• INSTRUCTIONS FOR THE TASK:
Copy every line from the material below that holds "text".

# Start of TASK MATERIAL

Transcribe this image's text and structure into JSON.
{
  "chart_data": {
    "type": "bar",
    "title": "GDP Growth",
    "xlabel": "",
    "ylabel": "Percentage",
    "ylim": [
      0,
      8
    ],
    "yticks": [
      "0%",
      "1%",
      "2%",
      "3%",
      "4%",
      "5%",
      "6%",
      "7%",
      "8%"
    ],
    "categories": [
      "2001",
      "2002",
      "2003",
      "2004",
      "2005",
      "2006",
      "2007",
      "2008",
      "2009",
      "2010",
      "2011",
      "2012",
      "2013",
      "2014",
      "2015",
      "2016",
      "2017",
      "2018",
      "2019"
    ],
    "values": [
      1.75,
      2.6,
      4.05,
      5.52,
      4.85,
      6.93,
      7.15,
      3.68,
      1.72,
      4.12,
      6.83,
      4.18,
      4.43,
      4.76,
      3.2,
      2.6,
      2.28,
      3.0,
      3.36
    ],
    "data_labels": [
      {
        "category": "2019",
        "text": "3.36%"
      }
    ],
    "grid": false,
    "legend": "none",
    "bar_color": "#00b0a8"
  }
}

# End of TASK MATERIAL

• PROBLEM SOLUTION:
Transcribe this image's text and structure into JSON.
        "text": "3.36%"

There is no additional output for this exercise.